- [What is needed]
Check each line of the records below for the string "因此判断", then state how many lines contain it, with no other output.

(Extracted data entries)

==========

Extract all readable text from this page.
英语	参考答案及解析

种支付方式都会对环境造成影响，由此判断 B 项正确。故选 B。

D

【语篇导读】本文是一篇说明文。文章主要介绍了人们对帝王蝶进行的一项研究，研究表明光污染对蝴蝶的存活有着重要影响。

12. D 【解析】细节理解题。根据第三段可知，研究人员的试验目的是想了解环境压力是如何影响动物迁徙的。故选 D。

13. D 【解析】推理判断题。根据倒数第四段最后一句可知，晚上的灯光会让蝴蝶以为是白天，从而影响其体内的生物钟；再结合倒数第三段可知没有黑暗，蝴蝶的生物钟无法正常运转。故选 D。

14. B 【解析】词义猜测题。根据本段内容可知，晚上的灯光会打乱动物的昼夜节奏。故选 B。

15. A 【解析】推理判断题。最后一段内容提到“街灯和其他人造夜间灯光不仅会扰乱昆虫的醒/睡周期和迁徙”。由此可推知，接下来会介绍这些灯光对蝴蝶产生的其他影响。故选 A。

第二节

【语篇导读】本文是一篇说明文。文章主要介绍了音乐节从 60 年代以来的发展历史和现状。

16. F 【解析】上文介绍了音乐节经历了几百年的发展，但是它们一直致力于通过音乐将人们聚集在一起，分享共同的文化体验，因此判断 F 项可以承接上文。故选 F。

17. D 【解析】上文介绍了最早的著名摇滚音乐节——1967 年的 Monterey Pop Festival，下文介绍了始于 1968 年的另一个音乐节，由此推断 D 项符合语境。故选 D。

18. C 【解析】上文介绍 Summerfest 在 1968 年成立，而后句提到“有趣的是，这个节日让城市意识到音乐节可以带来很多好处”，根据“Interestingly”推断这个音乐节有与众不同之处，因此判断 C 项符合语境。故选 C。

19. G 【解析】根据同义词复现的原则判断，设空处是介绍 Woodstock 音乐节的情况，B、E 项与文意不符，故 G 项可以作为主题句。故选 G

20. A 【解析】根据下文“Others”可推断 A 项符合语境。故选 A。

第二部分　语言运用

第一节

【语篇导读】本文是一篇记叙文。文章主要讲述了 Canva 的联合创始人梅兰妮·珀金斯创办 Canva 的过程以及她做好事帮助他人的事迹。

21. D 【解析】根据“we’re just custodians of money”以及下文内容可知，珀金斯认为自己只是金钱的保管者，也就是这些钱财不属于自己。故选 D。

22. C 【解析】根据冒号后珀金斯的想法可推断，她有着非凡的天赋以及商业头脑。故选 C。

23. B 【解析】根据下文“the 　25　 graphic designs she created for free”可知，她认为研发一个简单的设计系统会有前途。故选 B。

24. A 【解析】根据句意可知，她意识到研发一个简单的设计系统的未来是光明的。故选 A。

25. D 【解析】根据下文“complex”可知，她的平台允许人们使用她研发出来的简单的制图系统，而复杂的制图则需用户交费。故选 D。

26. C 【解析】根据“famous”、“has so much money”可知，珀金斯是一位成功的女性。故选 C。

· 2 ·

==========

- [Solution for this task]
2